• _Aim_: Reproduce all of the listing below without alteration.

• _Data for the task_:
=====

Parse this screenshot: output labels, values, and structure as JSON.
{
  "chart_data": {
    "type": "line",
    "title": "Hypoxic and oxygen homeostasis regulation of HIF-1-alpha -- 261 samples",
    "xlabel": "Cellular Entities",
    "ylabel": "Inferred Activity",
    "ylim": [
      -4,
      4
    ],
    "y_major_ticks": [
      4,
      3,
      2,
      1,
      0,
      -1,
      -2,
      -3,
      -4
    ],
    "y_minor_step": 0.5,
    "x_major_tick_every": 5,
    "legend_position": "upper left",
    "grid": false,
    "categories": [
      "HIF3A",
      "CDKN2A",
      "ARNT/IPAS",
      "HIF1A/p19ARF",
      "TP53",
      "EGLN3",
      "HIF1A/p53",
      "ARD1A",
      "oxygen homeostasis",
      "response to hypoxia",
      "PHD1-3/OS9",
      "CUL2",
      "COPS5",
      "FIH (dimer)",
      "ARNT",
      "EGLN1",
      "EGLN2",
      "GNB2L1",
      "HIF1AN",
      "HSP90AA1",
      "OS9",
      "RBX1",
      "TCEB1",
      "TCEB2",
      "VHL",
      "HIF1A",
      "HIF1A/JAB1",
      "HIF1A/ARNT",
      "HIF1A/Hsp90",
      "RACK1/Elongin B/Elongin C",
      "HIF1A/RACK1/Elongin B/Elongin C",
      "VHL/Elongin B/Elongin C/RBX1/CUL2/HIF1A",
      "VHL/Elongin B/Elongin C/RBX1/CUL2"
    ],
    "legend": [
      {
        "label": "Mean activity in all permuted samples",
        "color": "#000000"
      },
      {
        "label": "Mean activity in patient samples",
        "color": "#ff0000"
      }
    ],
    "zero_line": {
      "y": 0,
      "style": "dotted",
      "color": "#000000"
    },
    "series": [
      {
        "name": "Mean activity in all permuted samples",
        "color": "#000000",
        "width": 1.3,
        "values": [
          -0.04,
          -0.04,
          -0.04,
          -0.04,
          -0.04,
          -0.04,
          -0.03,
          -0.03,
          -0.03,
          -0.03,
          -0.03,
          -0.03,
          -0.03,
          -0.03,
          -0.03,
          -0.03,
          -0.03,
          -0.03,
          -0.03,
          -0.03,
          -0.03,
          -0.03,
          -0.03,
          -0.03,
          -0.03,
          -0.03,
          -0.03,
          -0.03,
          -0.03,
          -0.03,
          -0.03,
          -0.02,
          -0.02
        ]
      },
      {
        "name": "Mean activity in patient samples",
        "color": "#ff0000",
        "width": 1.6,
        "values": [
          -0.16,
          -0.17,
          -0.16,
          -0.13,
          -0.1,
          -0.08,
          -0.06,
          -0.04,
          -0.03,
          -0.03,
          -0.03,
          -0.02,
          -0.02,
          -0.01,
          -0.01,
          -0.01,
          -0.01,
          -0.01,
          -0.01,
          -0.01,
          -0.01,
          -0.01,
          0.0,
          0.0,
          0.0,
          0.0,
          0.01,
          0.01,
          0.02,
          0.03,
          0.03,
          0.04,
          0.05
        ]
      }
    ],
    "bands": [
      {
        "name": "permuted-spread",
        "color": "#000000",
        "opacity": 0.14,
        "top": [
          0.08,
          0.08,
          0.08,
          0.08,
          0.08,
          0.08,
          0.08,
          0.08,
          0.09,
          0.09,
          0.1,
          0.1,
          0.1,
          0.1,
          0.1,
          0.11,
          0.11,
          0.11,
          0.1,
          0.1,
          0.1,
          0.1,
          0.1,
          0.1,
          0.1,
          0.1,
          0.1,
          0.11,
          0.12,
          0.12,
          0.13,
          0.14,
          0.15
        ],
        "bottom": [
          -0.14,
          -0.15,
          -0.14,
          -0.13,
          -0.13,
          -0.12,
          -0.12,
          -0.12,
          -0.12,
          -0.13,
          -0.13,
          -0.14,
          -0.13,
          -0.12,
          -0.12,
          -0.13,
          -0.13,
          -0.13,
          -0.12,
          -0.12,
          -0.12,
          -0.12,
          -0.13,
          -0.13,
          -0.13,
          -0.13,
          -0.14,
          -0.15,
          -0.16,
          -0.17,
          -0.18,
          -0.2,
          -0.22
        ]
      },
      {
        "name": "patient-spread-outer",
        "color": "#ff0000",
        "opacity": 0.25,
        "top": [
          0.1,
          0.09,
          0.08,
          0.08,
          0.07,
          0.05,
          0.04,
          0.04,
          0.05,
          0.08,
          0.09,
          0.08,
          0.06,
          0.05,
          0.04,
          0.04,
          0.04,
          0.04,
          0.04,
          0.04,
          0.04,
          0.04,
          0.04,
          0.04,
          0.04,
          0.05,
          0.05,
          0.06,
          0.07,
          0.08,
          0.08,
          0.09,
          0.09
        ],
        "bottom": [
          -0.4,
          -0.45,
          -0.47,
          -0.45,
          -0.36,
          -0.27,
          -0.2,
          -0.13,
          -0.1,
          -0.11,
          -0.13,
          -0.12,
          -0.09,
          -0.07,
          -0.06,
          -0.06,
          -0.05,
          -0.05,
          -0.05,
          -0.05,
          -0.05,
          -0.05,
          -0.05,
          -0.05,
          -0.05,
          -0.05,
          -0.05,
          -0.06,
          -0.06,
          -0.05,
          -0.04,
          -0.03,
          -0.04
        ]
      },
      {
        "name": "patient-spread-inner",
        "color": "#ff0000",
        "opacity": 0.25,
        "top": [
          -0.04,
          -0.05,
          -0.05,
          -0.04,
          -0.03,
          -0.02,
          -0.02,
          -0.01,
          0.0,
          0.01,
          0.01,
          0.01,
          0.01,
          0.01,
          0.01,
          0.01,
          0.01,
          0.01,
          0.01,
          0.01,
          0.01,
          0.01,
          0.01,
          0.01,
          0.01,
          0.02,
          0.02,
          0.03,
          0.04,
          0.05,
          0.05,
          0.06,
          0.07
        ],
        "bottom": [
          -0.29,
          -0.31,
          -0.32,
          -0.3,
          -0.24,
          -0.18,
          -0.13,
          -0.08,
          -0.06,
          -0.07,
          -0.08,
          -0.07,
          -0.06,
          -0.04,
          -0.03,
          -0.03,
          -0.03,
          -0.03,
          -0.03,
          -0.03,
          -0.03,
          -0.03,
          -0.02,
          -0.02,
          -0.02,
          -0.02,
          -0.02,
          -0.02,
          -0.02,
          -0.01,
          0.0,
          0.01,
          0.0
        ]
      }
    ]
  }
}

=====

• _Exercise answer_:
Parse this screenshot: output labels, values, and structure as JSON.
{
  "chart_data": {
    "type": "line",
    "title": "Hypoxic and oxygen homeostasis regulation of HIF-1-alpha -- 261 samples",
    "xlabel": "Cellular Entities",
    "ylabel": "Inferred Activity",
    "ylim": [
      -4,
      4
    ],
    "y_major_ticks": [
      4,
      3,
      2,
      1,
      0,
      -1,
      -2,
      -3,
      -4
    ],
    "y_minor_step": 0.5,
    "x_major_tick_every": 5,
    "legend_position": "upper left",
    "grid": false,
    "categories": [
      "HIF3A",
      "CDKN2A",
      "ARNT/IPAS",
      "HIF1A/p19ARF",
      "TP53",
      "EGLN3",
      "HIF1A/p53",
      "ARD1A",
      "oxygen homeostasis",
      "response to hypoxia",
      "PHD1-3/OS9",
      "CUL2",
      "COPS5",
      "FIH (dimer)",
      "ARNT",
      "EGLN1",
      "EGLN2",
      "GNB2L1",
      "HIF1AN",
      "HSP90AA1",
      "OS9",
      "RBX1",
      "TCEB1",
      "TCEB2",
      "VHL",
      "HIF1A",
      "HIF1A/JAB1",
      "HIF1A/ARNT",
      "HIF1A/Hsp90",
      "RACK1/Elongin B/Elongin C",
      "HIF1A/RACK1/Elongin B/Elongin C",
      "VHL/Elongin B/Elongin C/RBX1/CUL2/HIF1A",
      "VHL/Elongin B/Elongin C/RBX1/CUL2"
    ],
    "legend": [
      {
        "label": "Mean activity in all permuted samples",
        "color": "#000000"
      },
      {
        "label": "Mean activity in patient samples",
        "color": "#ff0000"
      }
    ],
    "zero_line": {
      "y": 0,
      "style": "dotted",
      "color": "#000000"
    },
    "series": [
      {
        "name": "Mean activity in all permuted samples",
        "color": "#000000",
        "width": 1.3,
        "values": [
          -0.04,
          -0.04,
          -0.04,
          -0.04,
          -0.04,
          -0.04,
          -0.03,
          -0.03,
          -0.03,
          -0.03,
          -0.03,
          -0.03,
          -0.03,
          -0.03,
          -0.03,
          -0.03,
          -0.03,
          -0.03,
          -0.03,
          -0.03,
          -0.03,
          -0.03,
          -0.03,
          -0.03,
          -0.03,
          -0.03,
          -0.03,
          -0.03,
          -0.03,
          -0.03,
          -0.03,
          -0.02,
          -0.02
        ]
      },
      {
        "name": "Mean activity in patient samples",
        "color": "#ff0000",
        "width": 1.6,
        "values": [
          -0.16,
          -0.17,
          -0.16,
          -0.13,
          -0.1,
          -0.08,
          -0.06,
          -0.04,
          -0.03,
          -0.03,
          -0.03,
          -0.02,
          -0.02,
          -0.01,
          -0.01,
          -0.01,
          -0.01,
          -0.01,
          -0.01,
          -0.01,
          -0.01,
          -0.01,
          0.0,
          0.0,
          0.0,
          0.0,
          0.01,
          0.01,
          0.02,
          0.03,
          0.03,
          0.04,
          0.05
        ]
      }
    ],
    "bands": [
      {
        "name": "permuted-spread",
        "color": "#000000",
        "opacity": 0.14,
        "top": [
          0.08,
          0.08,
          0.08,
          0.08,
          0.08,
          0.08,
          0.08,
          0.08,
          0.09,
          0.09,
          0.1,
          0.1,
          0.1,
          0.1,
          0.1,
          0.11,
          0.11,
          0.11,
          0.1,
          0.1,
          0.1,
          0.1,
          0.1,
          0.1,
          0.1,
          0.1,
          0.1,
          0.11,
          0.12,
          0.12,
          0.13,
          0.14,
          0.15
        ],
        "bottom": [
          -0.14,
          -0.15,
          -0.14,
          -0.13,
          -0.13,
          -0.12,
          -0.12,
          -0.12,
          -0.12,
          -0.13,
          -0.13,
          -0.14,
          -0.13,
          -0.12,
          -0.12,
          -0.13,
          -0.13,
          -0.13,
          -0.12,
          -0.12,
          -0.12,
          -0.12,
          -0.13,
          -0.13,
          -0.13,
          -0.13,
          -0.14,
          -0.15,
          -0.16,
          -0.17,
          -0.18,
          -0.2,
          -0.22
        ]
      },
      {
        "name": "patient-spread-outer",
        "color": "#ff0000",
        "opacity": 0.25,
        "top": [
          0.1,
          0.09,
          0.08,
          0.08,
          0.07,
          0.05,
          0.04,
          0.04,
          0.05,
          0.08,
          0.09,
          0.08,
          0.06,
          0.05,
          0.04,
          0.04,
          0.04,
          0.04,
          0.04,
          0.04,
          0.04,
          0.04,
          0.04,
          0.04,
          0.04,
          0.05,
          0.05,
          0.06,
          0.07,
          0.08,
          0.08,
          0.09,
          0.09
        ],
        "bottom": [
          -0.4,
          -0.45,
          -0.47,
          -0.45,
          -0.36,
          -0.27,
          -0.2,
          -0.13,
          -0.1,
          -0.11,
          -0.13,
          -0.12,
          -0.09,
          -0.07,
          -0.06,
          -0.06,
          -0.05,
          -0.05,
          -0.05,
          -0.05,
          -0.05,
          -0.05,
          -0.05,
          -0.05,
          -0.05,
          -0.05,
          -0.05,
          -0.06,
          -0.06,
          -0.05,
          -0.04,
          -0.03,
          -0.04
        ]
      },
      {
        "name": "patient-spread-inner",
        "color": "#ff0000",
        "opacity": 0.25,
        "top": [
          -0.04,
          -0.05,
          -0.05,
          -0.04,
          -0.03,
          -0.02,
          -0.02,
          -0.01,
          0.0,
          0.01,
          0.01,
          0.01,
          0.01,
          0.01,
          0.01,
          0.01,
          0.01,
          0.01,
          0.01,
          0.01,
          0.01,
          0.01,
          0.01,
          0.01,
          0.01,
          0.02,
          0.02,
          0.03,
          0.04,
          0.05,
          0.05,
          0.06,
          0.07
        ],
        "bottom": [
          -0.29,
          -0.31,
          -0.32,
          -0.3,
          -0.24,
          -0.18,
          -0.13,
          -0.08,
          -0.06,
          -0.07,
          -0.08,
          -0.07,
          -0.06,
          -0.04,
          -0.03,
          -0.03,
          -0.03,
          -0.03,
          -0.03,
          -0.03,
          -0.03,
          -0.03,
          -0.02,
          -0.02,
          -0.02,
          -0.02,
          -0.02,
          -0.02,
          -0.02,
          -0.01,
          0.0,
          0.01,
          0.0
        ]
      }
    ]
  }
}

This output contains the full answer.